## [Work required]
All lines holding the string "power" are to be shown.
•••
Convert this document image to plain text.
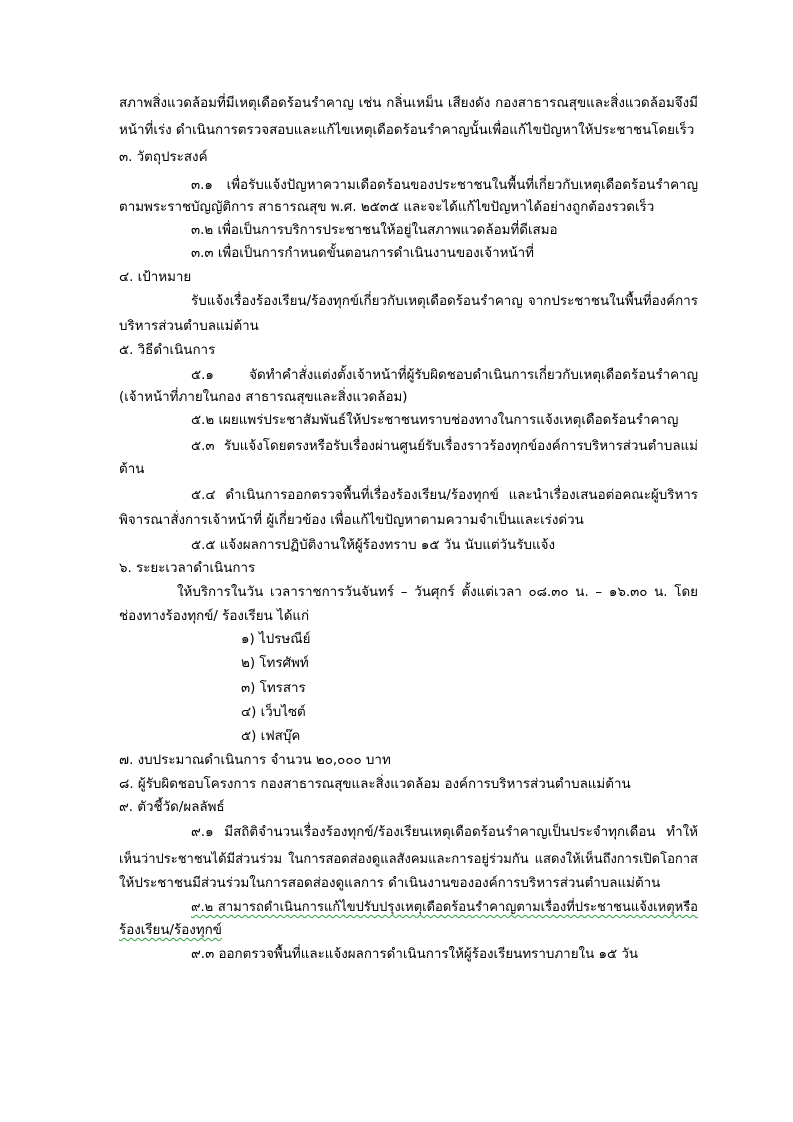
สภาพสิ่งแวดล้อมที่มีเหตุเดือดร้อนรำคาญ เช่น กลิ่นเหม็น เสียงดัง กองสาธารณสุขและสิ่งแวดล้อมจึงมี
หน้าที่เร่ง ดำเนินการตรวจสอบและแก้ไขเหตุเดือดร้อนรำคาญนั้นเพื่อแก้ไขปัญหาให้ประชาชนโดยเร็ว
๓. วัตถุประสงค์
๓.๑ เพื่อรับแจ้งปัญหาความเดือดร้อนของประชาชนในพื้นที่เกี่ยวกับเหตุเดือดร้อนรำคาญ
ตามพระราชบัญญัติการ สาธารณสุข พ.ศ. ๒๕๓๕ และจะได้แก้ไขปัญหาได้อย่างถูกต้องรวดเร็ว
๓.๒ เพื่อเป็นการบริการประชาชนให้อยู่ในสภาพแวดล้อมที่ดีเสมอ
๓.๓ เพื่อเป็นการกำหนดขั้นตอนการดำเนินงานของเจ้าหน้าที่
๔. เป้าหมาย
รับแจ้งเรื่องร้องเรียน/ร้องทุกข์เกี่ยวกับเหตุเดือดร้อนรำคาญ จากประชาชนในพื้นที่องค์การ
บริหารส่วนตำบลแม่ต้าน
๕. วิธีดำเนินการ
๕.๑ จัดทำคำสั่งแต่งตั้งเจ้าหน้าที่ผู้รับผิดชอบดำเนินการเกี่ยวกับเหตุเดือดร้อนรำคาญ
(เจ้าหน้าที่ภายในกอง สาธารณสุขและสิ่งแวดล้อม)
๕.๒ เผยแพร่ประชาสัมพันธ์ให้ประชาชนทราบช่องทางในการแจ้งเหตุเดือดร้อนรำคาญ
๕.๓ รับแจ้งโดยตรงหรือรับเรื่องผ่านศูนย์รับเรื่องราวร้องทุกข์องค์การบริหารส่วนตำบลแม่
ต้าน
๕.๔ ดำเนินการออกตรวจพื้นที่เรื่องร้องเรียน/ร้องทุกข์ และนำเรื่องเสนอต่อคณะผู้บริหาร
พิจารณาสั่งการเจ้าหน้าที่ ผู้เกี่ยวข้อง เพื่อแก้ไขปัญหาตามความจำเป็นและเร่งด่วน
๕.๕ แจ้งผลการปฏิบัติงานให้ผู้ร้องทราบ ๑๕ วัน นับแต่วันรับแจ้ง
๖. ระยะเวลาดำเนินการ
ให้บริการในวัน เวลาราชการวันจันทร์ – วันศุกร์ ตั้งแต่เวลา ๐๘.๓๐ น. – ๑๖.๓๐ น. โดย
ช่องทางร้องทุกข์/ ร้องเรียน ได้แก่
๑) ไปรษณีย์
๒) โทรศัพท์
๓) โทรสาร
๔) เว็บไซต์
๕) เฟสบุ๊ค
๗. งบประมาณดำเนินการ จำนวน ๒๐,๐๐๐ บาท
๘. ผู้รับผิดชอบโครงการ กองสาธารณสุขและสิ่งแวดล้อม องค์การบริหารส่วนตำบลแม่ต้าน
๙. ตัวชี้วัด/ผลลัพธ์
๙.๑ มีสถิติจำนวนเรื่องร้องทุกข์/ร้องเรียนเหตุเดือดร้อนรำคาญเป็นประจำทุกเดือน ทำให้
เห็นว่าประชาชนได้มีส่วนร่วม ในการสอดส่องดูแลสังคมและการอยู่ร่วมกัน แสดงให้เห็นถึงการเปิดโอกาส
ให้ประชาชนมีส่วนร่วมในการสอดส่องดูแลการ ดำเนินงานขององค์การบริหารส่วนตำบลแม่ต้าน
๙.๒ สามารถดำเนินการแก้ไขปรับปรุงเหตุเดือดร้อนรำคาญตามเรื่องที่ประชาชนแจ้งเหตุหรือ
ร้องเรียน/ร้องทุกข์
๙.๓ ออกตรวจพื้นที่และแจ้งผลการดำเนินการให้ผู้ร้องเรียนทราบภายใน ๑๕ วัน
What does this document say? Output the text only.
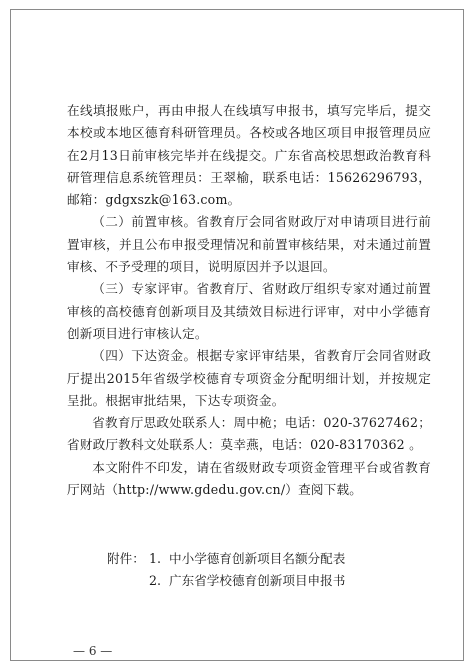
在线填报账户，再由申报人在线填写申报书，填写完毕后，提交本校或本地区德育科研管理员。各校或各地区项目申报管理员应在2月13日前审核完毕并在线提交。广东省高校思想政治教育科研管理信息系统管理员：王翠榆，联系电话：15626296793，邮箱：gdgxszk@163.com。

（二）前置审核。省教育厅会同省财政厅对申请项目进行前置审核，并且公布申报受理情况和前置审核结果，对未通过前置审核、不予受理的项目，说明原因并予以退回。

（三）专家评审。省教育厅、省财政厅组织专家对通过前置审核的高校德育创新项目及其绩效目标进行评审，对中小学德育创新项目进行审核认定。

（四）下达资金。根据专家评审结果，省教育厅会同省财政厅提出2015年省级学校德育专项资金分配明细计划，并按规定呈批。根据审批结果，下达专项资金。

省教育厅思政处联系人：周中桅；电话：020-37627462；省财政厅教科文处联系人：莫幸燕，电话：020-83170362 。

本文附件不印发，请在省级财政专项资金管理平台或省教育厅网站（http://www.gdedu.gov.cn/）查阅下载。

附件： 1. 中小学德育创新项目名额分配表
2. 广东省学校德育创新项目申报书
— 6 —
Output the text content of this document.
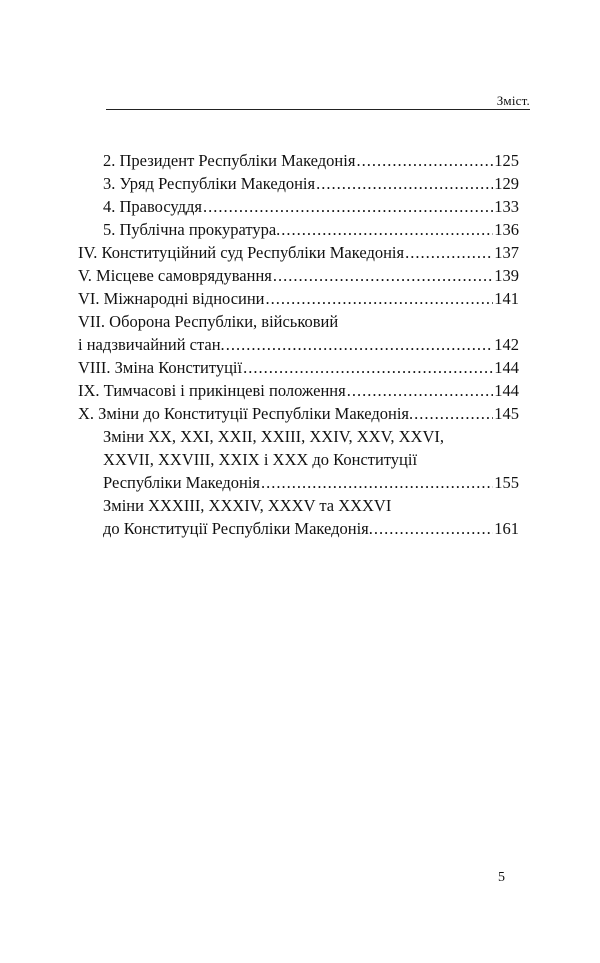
Зміст.
2. Президент Республіки Македонія .....	125
3. Уряд Республіки Македонія .....	129
4. Правосуддя .....	133
5. Публічна прокуратура. .....	136
IV. Конституційний суд Республіки Македонія .....	137
V. Місцеве самоврядування .....	139
VI. Міжнародні відносини .....	141
VII. Оборона Республіки, військовий
і надзвичайний стан. .....	142
VIII. Зміна Конституції .....	144
IX. Тимчасові і прикінцеві положення .....	144
X. Зміни до Конституції Республіки Македонія. .....	145
Зміни XX, XXI, XXII, XXIII, XXIV, XXV, XXVI,
XXVII, XXVIII, XXIX і XXX до Конституції
Республіки Македонія .....	155
Зміни XXXIII, XXXIV, XXXV та XXXVI
до Конституції Республіки Македонія. .....	161
5
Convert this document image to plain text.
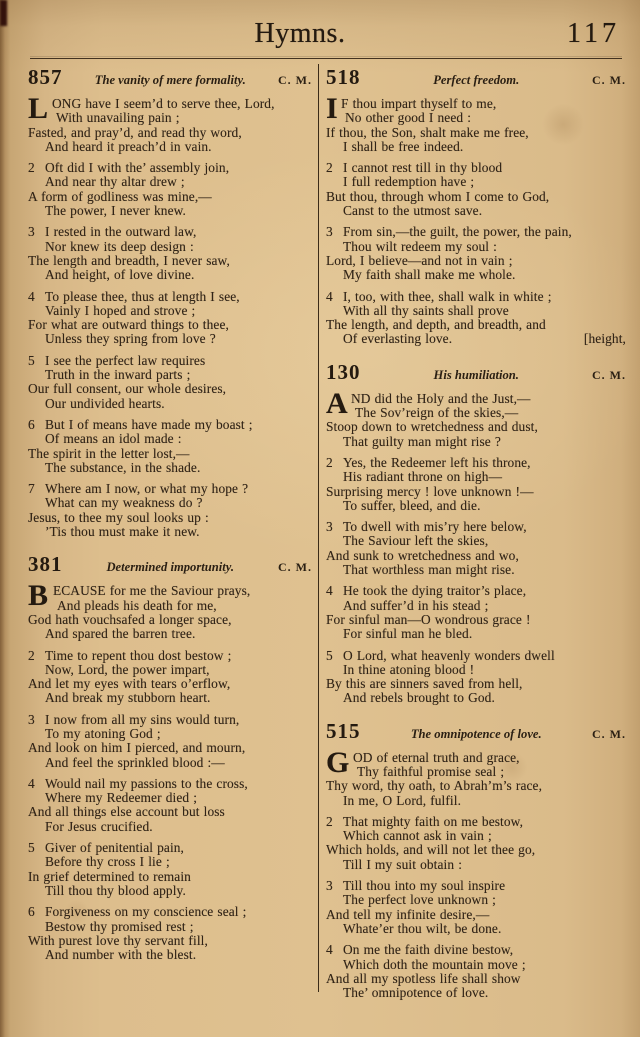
Hymns.	117
857	The vanity of mere formality.	C. M.
L ONG have I seem’d to serve thee, Lord,
With unavailing pain ;
Fasted, and pray’d, and read thy word,
And heard it preach’d in vain.
2 Oft did I with the’ assembly join,
And near thy altar drew ;
A form of godliness was mine,—
The power, I never knew.
3 I rested in the outward law,
Nor knew its deep design :
The length and breadth, I never saw,
And height, of love divine.
4 To please thee, thus at length I see,
Vainly I hoped and strove ;
For what are outward things to thee,
Unless they spring from love ?
5 I see the perfect law requires
Truth in the inward parts ;
Our full consent, our whole desires,
Our undivided hearts.
6 But I of means have made my boast ;
Of means an idol made :
The spirit in the letter lost,—
The substance, in the shade.
7 Where am I now, or what my hope ?
What can my weakness do ?
Jesus, to thee my soul looks up :
’Tis thou must make it new.
381	Determined importunity.	C. M.
B ECAUSE for me the Saviour prays,
And pleads his death for me,
God hath vouchsafed a longer space,
And spared the barren tree.
2 Time to repent thou dost bestow ;
Now, Lord, the power impart,
And let my eyes with tears o’erflow,
And break my stubborn heart.
3 I now from all my sins would turn,
To my atoning God ;
And look on him I pierced, and mourn,
And feel the sprinkled blood :—
4 Would nail my passions to the cross,
Where my Redeemer died ;
And all things else account but loss
For Jesus crucified.
5 Giver of penitential pain,
Before thy cross I lie ;
In grief determined to remain
Till thou thy blood apply.
6 Forgiveness on my conscience seal ;
Bestow thy promised rest ;
With purest love thy servant fill,
And number with the blest.
518	Perfect freedom.	C. M.
I F thou impart thyself to me,
No other good I need :
If thou, the Son, shalt make me free,
I shall be free indeed.
2 I cannot rest till in thy blood
I full redemption have ;
But thou, through whom I come to God,
Canst to the utmost save.
3 From sin,—the guilt, the power, the pain,
Thou wilt redeem my soul :
Lord, I believe—and not in vain ;
My faith shall make me whole.
4 I, too, with thee, shall walk in white ;
With all thy saints shall prove
The length, and depth, and breadth, and
Of everlasting love.	[height,
130	His humiliation.	C. M.
A ND did the Holy and the Just,—
The Sov’reign of the skies,—
Stoop down to wretchedness and dust,
That guilty man might rise ?
2 Yes, the Redeemer left his throne,
His radiant throne on high—
Surprising mercy ! love unknown !—
To suffer, bleed, and die.
3 To dwell with mis’ry here below,
The Saviour left the skies,
And sunk to wretchedness and wo,
That worthless man might rise.
4 He took the dying traitor’s place,
And suffer’d in his stead ;
For sinful man—O wondrous grace !
For sinful man he bled.
5 O Lord, what heavenly wonders dwell
In thine atoning blood !
By this are sinners saved from hell,
And rebels brought to God.
515	The omnipotence of love.	C. M.
G OD of eternal truth and grace,
Thy faithful promise seal ;
Thy word, thy oath, to Abrah’m’s race,
In me, O Lord, fulfil.
2 That mighty faith on me bestow,
Which cannot ask in vain ;
Which holds, and will not let thee go,
Till I my suit obtain :
3 Till thou into my soul inspire
The perfect love unknown ;
And tell my infinite desire,—
Whate’er thou wilt, be done.
4 On me the faith divine bestow,
Which doth the mountain move ;
And all my spotless life shall show
The’ omnipotence of love.
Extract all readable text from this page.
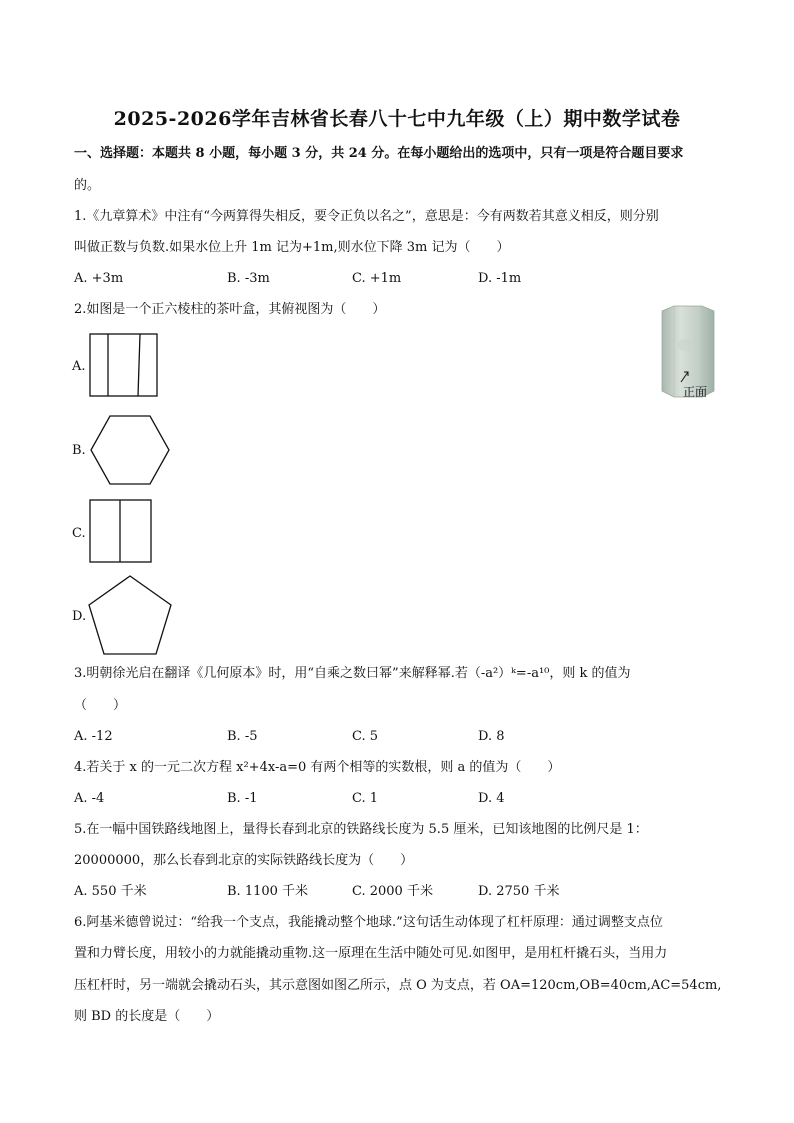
2025-2026学年吉林省长春八十七中九年级（上）期中数学试卷
一、选择题：本题共 8 小题，每小题 3 分，共 24 分。在每小题给出的选项中，只有一项是符合题目要求
的。
1.《九章算术》中注有“今两算得失相反，要令正负以名之”，意思是：今有两数若其意义相反，则分别
叫做正数与负数.如果水位上升 1m 记为+1m,则水位下降 3m 记为（　　）
A. +3m	B. -3m	C. +1m	D. -1m
2.如图是一个正六棱柱的茶叶盒，其俯视图为（　　）
A.
B.
C.
D.
正面
3.明朝徐光启在翻译《几何原本》时，用“自乘之数曰幂”来解释幂.若（-a²）ᵏ=-a¹⁰，则 k 的值为
（　　）
A. -12	B. -5	C. 5	D. 8
4.若关于 x 的一元二次方程 x²+4x-a=0 有两个相等的实数根，则 a 的值为（　　）
A. -4	B. -1	C. 1	D. 4
5.在一幅中国铁路线地图上，量得长春到北京的铁路线长度为 5.5 厘米，已知该地图的比例尺是 1：
20000000，那么长春到北京的实际铁路线长度为（　　）
A. 550 千米	B. 1100 千米	C. 2000 千米	D. 2750 千米
6.阿基米德曾说过：“给我一个支点，我能撬动整个地球.”这句话生动体现了杠杆原理：通过调整支点位
置和力臂长度，用较小的力就能撬动重物.这一原理在生活中随处可见.如图甲，是用杠杆撬石头，当用力
压杠杆时，另一端就会撬动石头，其示意图如图乙所示，点 O 为支点，若 OA=120cm,OB=40cm,AC=54cm,
则 BD 的长度是（　　）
•••
## [Response]
The power, I never knew.
Now, Lord, the power impart,
3 From sin,—the guilt, the power, the pain,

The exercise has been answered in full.